With recent developments in computer vision and ML/DL techniques, defect recognition and classification algorithms were further enhanced, wherein the respective applications focused on improving overall performance, cost-efficiency, and runtime. Even reinforcement learning has been leveraged as a search algorithm for optimal parameters and architectures (Baker et al., 2017; Bello et al., 2017; Shon et al., 2021). Various model architectures, algorithms and learning mechanisms have been explored to achieve state-of-the-art performance. As such, this paper concentrates on the various ML and DL applications for WM defect recognition and classification. This paper introduces and compares the various wafer map defect detection algorithms, along with the discussion of their respective advantages, and limitations. The current challenges and future research trends of WM defect recognition and classification are also presented.

The rest of this paper is organized as follows: Section Background presents the background into fabrication processes, as well as the fundamental components for wafer map defect recognition and classification. Section Methodologies and learning strategies provides the details, analysis, and discussion of the advances of WM defect learning and detection algorithms. Finally, the conclusions are drawn in Section Discussion and conclusion, along with challenges and future trends. The mind map in Fig. 1 illustrates the structure of the paper.

:::

» **Task requirements**:
1. In the wafer map passage, what has reinforcement learning been used as?
2. Reproduce the wafer map passage word for word, starting with "The rest of" and going on through "of the paper.".

» **Supplied information**:
:::

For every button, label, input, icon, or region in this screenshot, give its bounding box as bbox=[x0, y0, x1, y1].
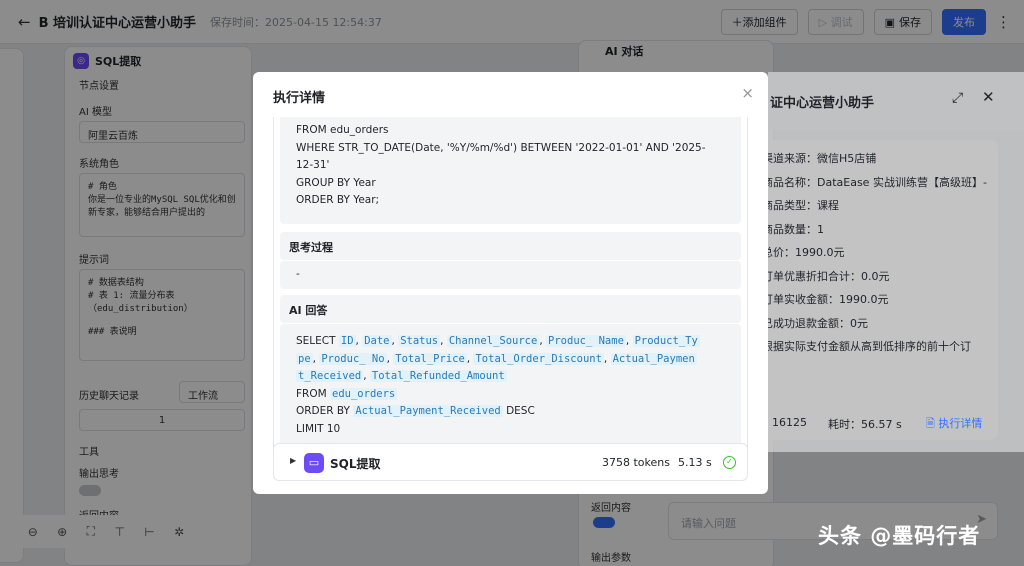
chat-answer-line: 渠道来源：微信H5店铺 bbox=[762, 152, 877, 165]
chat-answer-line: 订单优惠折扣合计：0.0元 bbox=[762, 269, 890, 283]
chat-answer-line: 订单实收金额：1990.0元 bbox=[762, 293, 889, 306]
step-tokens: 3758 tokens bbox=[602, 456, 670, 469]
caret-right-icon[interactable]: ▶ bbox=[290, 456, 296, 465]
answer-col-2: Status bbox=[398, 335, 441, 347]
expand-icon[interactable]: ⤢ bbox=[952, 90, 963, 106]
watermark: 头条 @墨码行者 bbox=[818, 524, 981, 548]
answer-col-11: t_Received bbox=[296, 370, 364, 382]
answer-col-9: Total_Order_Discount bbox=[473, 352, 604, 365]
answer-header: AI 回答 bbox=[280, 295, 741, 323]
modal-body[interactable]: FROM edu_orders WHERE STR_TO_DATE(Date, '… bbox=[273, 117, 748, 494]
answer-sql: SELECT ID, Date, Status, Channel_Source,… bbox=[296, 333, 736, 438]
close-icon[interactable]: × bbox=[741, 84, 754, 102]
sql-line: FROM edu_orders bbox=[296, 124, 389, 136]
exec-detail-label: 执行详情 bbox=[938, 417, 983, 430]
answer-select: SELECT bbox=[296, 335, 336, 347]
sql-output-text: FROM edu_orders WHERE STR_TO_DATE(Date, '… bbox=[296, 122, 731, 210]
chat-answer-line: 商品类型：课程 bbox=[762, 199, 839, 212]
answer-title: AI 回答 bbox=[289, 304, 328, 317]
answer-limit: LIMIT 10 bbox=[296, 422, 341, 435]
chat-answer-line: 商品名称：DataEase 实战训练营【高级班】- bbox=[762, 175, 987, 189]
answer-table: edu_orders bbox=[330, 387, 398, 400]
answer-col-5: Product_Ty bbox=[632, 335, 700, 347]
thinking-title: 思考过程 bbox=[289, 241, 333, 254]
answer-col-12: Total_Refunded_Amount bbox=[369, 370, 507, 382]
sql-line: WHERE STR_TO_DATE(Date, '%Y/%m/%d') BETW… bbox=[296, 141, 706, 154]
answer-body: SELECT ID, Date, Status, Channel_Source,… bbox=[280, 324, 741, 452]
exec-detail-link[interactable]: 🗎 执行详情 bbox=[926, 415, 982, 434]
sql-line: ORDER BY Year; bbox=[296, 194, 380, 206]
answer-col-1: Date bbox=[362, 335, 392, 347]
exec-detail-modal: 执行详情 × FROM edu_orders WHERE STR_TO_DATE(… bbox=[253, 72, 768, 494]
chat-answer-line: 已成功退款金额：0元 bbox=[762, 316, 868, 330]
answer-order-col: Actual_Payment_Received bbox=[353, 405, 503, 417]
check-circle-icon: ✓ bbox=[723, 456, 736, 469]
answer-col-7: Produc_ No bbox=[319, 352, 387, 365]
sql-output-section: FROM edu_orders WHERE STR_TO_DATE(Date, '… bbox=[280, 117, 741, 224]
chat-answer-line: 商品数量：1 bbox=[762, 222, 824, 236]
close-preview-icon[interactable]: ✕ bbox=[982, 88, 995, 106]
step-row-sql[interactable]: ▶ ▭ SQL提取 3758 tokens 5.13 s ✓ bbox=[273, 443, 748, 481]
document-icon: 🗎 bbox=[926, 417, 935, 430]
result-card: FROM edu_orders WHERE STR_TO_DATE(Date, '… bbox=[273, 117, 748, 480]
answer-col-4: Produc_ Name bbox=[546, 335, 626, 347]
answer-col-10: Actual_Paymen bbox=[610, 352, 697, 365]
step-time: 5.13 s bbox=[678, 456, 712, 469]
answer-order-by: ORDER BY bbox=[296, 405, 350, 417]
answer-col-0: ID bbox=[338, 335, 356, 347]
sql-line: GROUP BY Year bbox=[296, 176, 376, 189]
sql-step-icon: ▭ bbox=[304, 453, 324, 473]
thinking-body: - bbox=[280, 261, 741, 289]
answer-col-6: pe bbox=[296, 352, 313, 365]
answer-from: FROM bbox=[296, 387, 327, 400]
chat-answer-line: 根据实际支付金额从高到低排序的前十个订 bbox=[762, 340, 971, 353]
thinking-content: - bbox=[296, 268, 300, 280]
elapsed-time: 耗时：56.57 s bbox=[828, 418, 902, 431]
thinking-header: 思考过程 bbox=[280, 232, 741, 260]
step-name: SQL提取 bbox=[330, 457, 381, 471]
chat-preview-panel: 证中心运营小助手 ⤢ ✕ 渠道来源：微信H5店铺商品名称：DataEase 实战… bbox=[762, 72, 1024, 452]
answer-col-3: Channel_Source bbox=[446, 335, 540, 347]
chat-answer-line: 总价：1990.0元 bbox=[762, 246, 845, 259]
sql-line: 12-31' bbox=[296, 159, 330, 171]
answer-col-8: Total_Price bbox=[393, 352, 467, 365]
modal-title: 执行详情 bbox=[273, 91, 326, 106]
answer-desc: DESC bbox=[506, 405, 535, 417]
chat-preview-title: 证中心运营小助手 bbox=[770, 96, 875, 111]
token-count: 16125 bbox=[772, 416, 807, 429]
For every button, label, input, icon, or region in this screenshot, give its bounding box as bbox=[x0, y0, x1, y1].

:::

» **Expected responses**:
1. A search algorithm for optimal parameters and architectures.

2.
The rest of this paper is organized as follows: Section Background presents the background into fabrication processes, as well as the fundamental components for wafer map defect recognition and classification. Section Methodologies and learning strategies provides the details, analysis, and discussion of the advances of WM defect learning and detection algorithms. Finally, the conclusions are drawn in Section Discussion and conclusion, along with challenges and future trends. The mind map in Fig. 1 illustrates the structure of the paper.